== What the task asks ==
Within the material below, count every line with the string "molens". Give no more than the number.

- - - - -

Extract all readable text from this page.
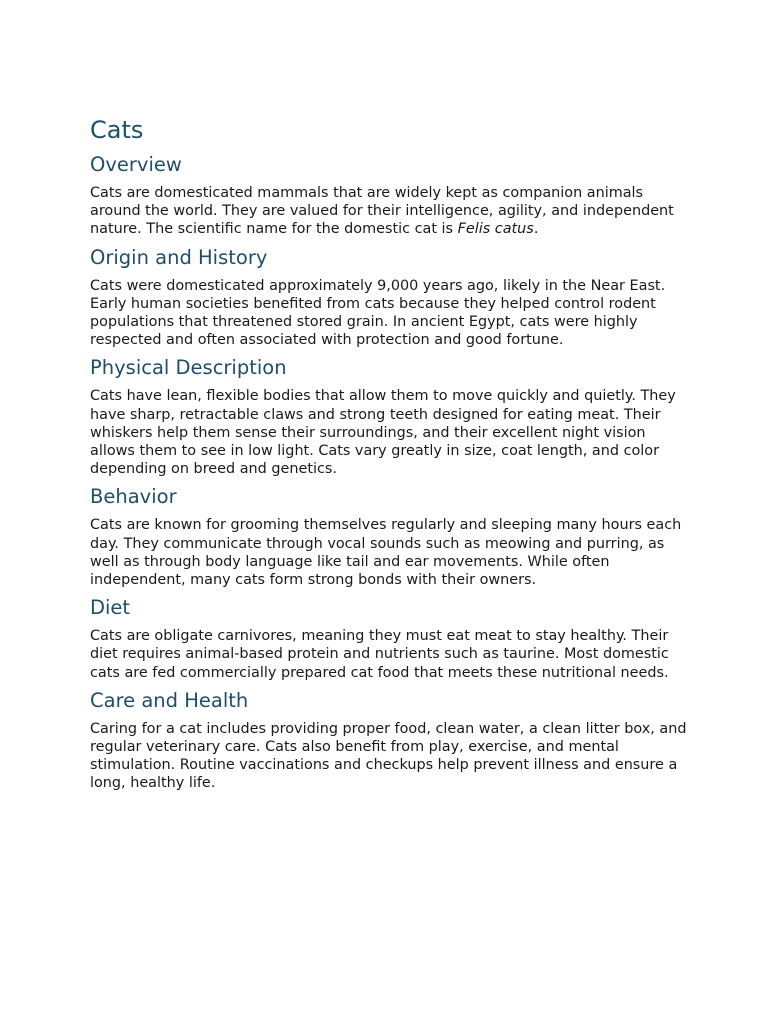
Cats
Overview

Cats are domesticated mammals that are widely kept as companion animals around the world. They are valued for their intelligence, agility, and independent nature. The scientific name for the domestic cat is Felis catus.

Origin and History

Cats were domesticated approximately 9,000 years ago, likely in the Near East. Early human societies benefited from cats because they helped control rodent populations that threatened stored grain. In ancient Egypt, cats were highly respected and often associated with protection and good fortune.

Physical Description

Cats have lean, flexible bodies that allow them to move quickly and quietly. They have sharp, retractable claws and strong teeth designed for eating meat. Their whiskers help them sense their surroundings, and their excellent night vision allows them to see in low light. Cats vary greatly in size, coat length, and color depending on breed and genetics.

Behavior

Cats are known for grooming themselves regularly and sleeping many hours each day. They communicate through vocal sounds such as meowing and purring, as well as through body language like tail and ear movements. While often independent, many cats form strong bonds with their owners.

Diet

Cats are obligate carnivores, meaning they must eat meat to stay healthy. Their diet requires animal-based protein and nutrients such as taurine. Most domestic cats are fed commercially prepared cat food that meets these nutritional needs.

Care and Health

Caring for a cat includes providing proper food, clean water, a clean litter box, and regular veterinary care. Cats also benefit from play, exercise, and mental stimulation. Routine vaccinations and checkups help prevent illness and ensure a long, healthy life.
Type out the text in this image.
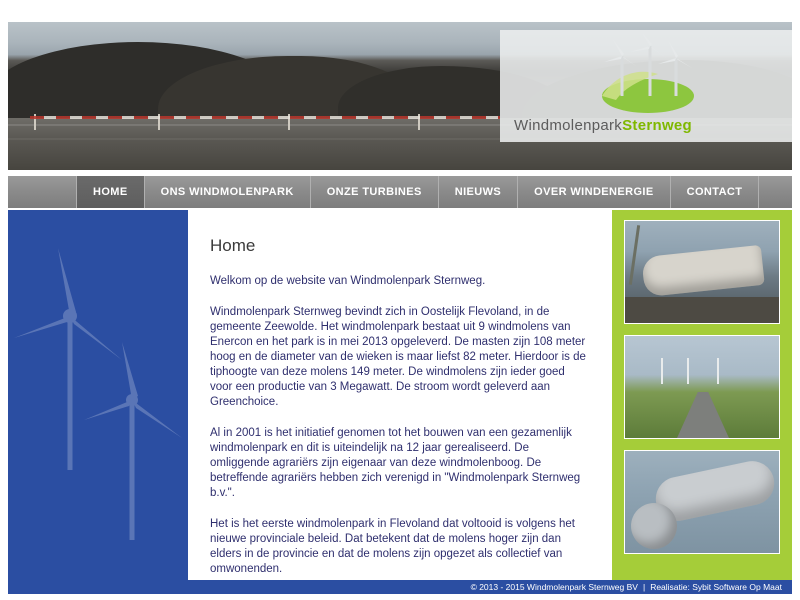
WindmolenparkSternweg
HOME	ONS WINDMOLENPARK	ONZE TURBINES	NIEUWS	OVER WINDENERGIE	CONTACT
Home

Welkom op de website van Windmolenpark Sternweg.

Windmolenpark Sternweg bevindt zich in Oostelijk Flevoland, in de gemeente Zeewolde. Het windmolenpark bestaat uit 9 windmolens van Enercon en het park is in mei 2013 opgeleverd. De masten zijn 108 meter hoog en de diameter van de wieken is maar liefst 82 meter. Hierdoor is de tiphoogte van deze molens 149 meter. De windmolens zijn ieder goed voor een productie van 3 Megawatt. De stroom wordt geleverd aan Greenchoice.

Al in 2001 is het initiatief genomen tot het bouwen van een gezamenlijk windmolenpark en dit is uiteindelijk na 12 jaar gerealiseerd. De omliggende agrariërs zijn eigenaar van deze windmolenboog. De betreffende agrariërs hebben zich verenigd in "Windmolenpark Sternweg b.v.".

Het is het eerste windmolenpark in Flevoland dat voltooid is volgens het nieuwe provinciale beleid. Dat betekent dat de molens hoger zijn dan elders in de provincie en dat de molens zijn opgezet als collectief van omwonenden.

© 2013 - 2015 Windmolenpark Sternweg BV | Realisatie: Sybit Software Op Maat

- - - - -

== Exercise answer ==
2